§ **Required work**
Using the records provided below, locate and copy each line that contains the word "structured".

□ □ □ □ □

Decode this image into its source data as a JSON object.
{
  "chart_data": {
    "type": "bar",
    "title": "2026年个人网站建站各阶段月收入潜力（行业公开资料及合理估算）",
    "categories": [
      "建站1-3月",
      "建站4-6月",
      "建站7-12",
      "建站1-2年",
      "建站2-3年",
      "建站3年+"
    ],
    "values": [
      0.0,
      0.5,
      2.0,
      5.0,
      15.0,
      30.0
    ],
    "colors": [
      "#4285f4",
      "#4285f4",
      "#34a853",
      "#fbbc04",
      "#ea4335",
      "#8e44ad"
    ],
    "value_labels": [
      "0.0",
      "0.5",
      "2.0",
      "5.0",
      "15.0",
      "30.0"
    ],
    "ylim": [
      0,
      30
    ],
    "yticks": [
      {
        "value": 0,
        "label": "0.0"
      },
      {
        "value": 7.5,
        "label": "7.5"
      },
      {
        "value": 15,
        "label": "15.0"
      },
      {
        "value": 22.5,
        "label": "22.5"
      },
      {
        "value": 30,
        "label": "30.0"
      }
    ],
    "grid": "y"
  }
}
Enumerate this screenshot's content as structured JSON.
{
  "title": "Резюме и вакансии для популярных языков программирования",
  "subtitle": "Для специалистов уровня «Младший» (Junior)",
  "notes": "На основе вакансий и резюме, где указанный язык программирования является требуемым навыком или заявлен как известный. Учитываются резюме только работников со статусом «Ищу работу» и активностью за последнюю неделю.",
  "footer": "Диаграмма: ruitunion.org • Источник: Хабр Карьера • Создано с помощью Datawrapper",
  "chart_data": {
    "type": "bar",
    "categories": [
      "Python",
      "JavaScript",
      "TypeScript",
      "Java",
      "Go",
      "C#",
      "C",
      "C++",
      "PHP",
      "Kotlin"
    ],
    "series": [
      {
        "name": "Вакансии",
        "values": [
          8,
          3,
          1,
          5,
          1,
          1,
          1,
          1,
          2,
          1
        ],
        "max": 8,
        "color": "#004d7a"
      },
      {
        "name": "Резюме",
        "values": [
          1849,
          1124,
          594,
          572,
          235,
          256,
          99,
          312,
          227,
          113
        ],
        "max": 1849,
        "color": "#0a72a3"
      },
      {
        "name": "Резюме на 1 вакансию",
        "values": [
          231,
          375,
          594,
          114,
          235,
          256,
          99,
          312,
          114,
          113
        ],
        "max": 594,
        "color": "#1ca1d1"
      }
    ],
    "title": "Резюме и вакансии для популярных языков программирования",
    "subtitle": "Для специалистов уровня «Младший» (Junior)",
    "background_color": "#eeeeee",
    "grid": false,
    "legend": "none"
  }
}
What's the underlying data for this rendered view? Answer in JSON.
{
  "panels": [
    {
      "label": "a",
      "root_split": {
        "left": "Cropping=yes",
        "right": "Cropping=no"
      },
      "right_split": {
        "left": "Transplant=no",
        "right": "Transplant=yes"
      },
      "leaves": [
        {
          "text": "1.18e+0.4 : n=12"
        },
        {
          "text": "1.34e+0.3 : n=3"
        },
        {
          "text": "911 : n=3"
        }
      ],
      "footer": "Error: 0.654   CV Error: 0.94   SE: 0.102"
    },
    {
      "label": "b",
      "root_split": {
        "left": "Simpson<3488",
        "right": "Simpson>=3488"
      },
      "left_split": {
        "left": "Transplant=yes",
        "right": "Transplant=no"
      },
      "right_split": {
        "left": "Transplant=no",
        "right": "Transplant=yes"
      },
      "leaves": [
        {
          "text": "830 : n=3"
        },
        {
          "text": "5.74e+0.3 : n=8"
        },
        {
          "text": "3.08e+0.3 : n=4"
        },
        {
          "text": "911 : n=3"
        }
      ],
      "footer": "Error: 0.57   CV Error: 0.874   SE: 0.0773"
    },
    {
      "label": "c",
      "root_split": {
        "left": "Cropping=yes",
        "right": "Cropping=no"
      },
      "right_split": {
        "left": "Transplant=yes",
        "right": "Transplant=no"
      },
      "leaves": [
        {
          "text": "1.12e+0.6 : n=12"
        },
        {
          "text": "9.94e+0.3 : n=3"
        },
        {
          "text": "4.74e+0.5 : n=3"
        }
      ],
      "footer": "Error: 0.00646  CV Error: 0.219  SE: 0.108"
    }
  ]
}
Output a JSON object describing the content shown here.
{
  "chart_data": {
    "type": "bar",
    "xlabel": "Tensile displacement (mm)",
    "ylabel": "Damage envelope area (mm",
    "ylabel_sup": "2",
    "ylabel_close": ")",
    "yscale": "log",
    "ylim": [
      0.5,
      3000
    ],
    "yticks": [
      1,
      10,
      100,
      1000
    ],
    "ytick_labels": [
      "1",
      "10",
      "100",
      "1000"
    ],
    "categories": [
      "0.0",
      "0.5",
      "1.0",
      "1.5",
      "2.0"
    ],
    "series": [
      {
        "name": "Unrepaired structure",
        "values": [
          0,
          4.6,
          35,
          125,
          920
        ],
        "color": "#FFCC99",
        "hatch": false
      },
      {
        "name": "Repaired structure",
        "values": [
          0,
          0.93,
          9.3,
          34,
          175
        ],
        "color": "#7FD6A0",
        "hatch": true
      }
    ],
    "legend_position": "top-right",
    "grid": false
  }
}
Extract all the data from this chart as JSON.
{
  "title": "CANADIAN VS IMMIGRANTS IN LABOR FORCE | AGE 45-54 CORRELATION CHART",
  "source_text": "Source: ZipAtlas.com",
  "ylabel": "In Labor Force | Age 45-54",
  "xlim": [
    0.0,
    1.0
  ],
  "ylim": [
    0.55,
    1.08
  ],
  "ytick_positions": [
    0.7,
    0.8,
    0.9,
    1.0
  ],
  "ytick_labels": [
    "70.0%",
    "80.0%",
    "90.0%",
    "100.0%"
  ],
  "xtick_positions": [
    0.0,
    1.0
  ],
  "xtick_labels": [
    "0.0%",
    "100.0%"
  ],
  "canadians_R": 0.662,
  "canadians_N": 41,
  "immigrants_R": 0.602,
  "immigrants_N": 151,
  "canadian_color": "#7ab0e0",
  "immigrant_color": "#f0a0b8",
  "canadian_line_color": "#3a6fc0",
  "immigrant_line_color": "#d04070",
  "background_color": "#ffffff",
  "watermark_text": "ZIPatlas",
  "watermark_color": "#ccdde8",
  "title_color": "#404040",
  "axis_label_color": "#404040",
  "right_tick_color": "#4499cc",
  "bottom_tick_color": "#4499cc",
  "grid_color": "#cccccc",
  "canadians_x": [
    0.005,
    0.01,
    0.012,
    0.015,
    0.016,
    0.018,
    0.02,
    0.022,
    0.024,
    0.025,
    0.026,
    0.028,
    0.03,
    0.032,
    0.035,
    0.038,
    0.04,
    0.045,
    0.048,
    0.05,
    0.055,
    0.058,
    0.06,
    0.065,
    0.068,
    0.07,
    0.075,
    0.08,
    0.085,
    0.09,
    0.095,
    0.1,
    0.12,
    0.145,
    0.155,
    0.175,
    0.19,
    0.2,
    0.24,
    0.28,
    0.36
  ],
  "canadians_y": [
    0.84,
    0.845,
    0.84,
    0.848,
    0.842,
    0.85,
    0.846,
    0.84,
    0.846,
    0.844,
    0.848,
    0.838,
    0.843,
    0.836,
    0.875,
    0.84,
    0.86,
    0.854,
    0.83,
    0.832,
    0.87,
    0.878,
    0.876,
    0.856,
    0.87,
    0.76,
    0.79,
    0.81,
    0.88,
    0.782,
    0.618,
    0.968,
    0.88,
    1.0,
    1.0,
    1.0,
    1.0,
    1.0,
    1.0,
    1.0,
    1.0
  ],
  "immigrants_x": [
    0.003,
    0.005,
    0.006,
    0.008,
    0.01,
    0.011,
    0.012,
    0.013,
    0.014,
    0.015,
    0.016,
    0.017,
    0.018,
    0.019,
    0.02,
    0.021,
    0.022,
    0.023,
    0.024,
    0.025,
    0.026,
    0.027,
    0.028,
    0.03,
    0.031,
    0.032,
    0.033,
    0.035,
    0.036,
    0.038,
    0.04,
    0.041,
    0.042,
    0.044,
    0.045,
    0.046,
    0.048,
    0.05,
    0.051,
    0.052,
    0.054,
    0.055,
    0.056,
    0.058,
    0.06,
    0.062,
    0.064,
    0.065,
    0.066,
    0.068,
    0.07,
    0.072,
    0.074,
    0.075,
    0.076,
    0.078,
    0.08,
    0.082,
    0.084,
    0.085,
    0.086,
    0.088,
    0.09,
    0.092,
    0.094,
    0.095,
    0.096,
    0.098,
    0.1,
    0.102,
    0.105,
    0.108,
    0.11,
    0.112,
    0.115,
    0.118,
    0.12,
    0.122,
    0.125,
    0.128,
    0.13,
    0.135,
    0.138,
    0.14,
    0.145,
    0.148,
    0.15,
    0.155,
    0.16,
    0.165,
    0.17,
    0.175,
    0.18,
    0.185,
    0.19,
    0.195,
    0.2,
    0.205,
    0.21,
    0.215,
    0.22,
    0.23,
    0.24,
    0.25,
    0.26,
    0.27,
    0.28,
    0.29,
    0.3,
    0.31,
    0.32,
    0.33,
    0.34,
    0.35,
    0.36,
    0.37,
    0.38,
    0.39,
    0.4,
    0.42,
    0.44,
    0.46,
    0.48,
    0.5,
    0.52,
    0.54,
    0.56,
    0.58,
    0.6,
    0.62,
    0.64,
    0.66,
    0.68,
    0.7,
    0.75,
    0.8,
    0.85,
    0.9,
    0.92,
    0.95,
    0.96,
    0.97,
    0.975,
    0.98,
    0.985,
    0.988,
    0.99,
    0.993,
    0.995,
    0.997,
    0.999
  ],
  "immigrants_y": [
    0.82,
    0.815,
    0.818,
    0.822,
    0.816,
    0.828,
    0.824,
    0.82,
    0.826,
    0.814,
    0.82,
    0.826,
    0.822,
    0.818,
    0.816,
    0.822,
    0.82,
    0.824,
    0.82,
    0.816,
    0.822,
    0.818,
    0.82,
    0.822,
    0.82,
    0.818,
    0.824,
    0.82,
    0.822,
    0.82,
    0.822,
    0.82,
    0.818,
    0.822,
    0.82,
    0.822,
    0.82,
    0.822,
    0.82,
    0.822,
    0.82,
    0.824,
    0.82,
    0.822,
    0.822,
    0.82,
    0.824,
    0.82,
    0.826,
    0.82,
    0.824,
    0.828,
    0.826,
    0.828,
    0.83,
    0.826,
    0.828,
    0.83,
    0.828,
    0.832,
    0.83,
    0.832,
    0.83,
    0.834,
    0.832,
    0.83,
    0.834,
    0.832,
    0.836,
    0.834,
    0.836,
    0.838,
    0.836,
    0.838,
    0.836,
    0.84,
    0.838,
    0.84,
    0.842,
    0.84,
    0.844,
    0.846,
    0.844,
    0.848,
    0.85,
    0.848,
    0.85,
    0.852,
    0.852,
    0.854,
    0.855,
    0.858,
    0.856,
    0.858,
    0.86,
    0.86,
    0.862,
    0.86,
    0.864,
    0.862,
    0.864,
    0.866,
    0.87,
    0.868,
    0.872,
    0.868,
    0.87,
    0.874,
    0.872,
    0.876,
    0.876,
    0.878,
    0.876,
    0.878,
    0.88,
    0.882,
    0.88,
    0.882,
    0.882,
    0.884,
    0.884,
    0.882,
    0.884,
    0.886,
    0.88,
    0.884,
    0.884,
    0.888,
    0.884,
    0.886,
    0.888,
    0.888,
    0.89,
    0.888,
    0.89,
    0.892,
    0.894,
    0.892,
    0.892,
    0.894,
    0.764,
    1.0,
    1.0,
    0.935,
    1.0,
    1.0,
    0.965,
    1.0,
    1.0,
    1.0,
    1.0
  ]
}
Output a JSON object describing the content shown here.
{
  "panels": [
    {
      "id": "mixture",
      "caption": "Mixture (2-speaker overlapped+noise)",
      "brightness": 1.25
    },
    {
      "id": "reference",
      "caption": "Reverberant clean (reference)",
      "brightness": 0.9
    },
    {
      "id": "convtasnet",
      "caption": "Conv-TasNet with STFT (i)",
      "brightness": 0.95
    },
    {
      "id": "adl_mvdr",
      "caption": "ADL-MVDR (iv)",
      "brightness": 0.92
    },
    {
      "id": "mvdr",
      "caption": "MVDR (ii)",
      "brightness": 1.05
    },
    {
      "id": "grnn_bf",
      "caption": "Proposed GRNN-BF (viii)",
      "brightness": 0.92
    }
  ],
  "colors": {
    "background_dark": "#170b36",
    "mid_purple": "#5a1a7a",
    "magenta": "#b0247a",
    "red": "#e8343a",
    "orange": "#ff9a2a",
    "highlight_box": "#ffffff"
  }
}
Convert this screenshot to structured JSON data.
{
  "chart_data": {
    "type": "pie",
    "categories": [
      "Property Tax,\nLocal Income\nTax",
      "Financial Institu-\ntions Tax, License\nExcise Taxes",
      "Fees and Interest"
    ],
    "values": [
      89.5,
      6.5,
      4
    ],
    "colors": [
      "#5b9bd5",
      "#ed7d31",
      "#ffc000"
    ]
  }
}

□ □ □ □ □

§ **Answer to this task**
Enumerate this screenshot's content as structured JSON.
Convert this screenshot to structured JSON data.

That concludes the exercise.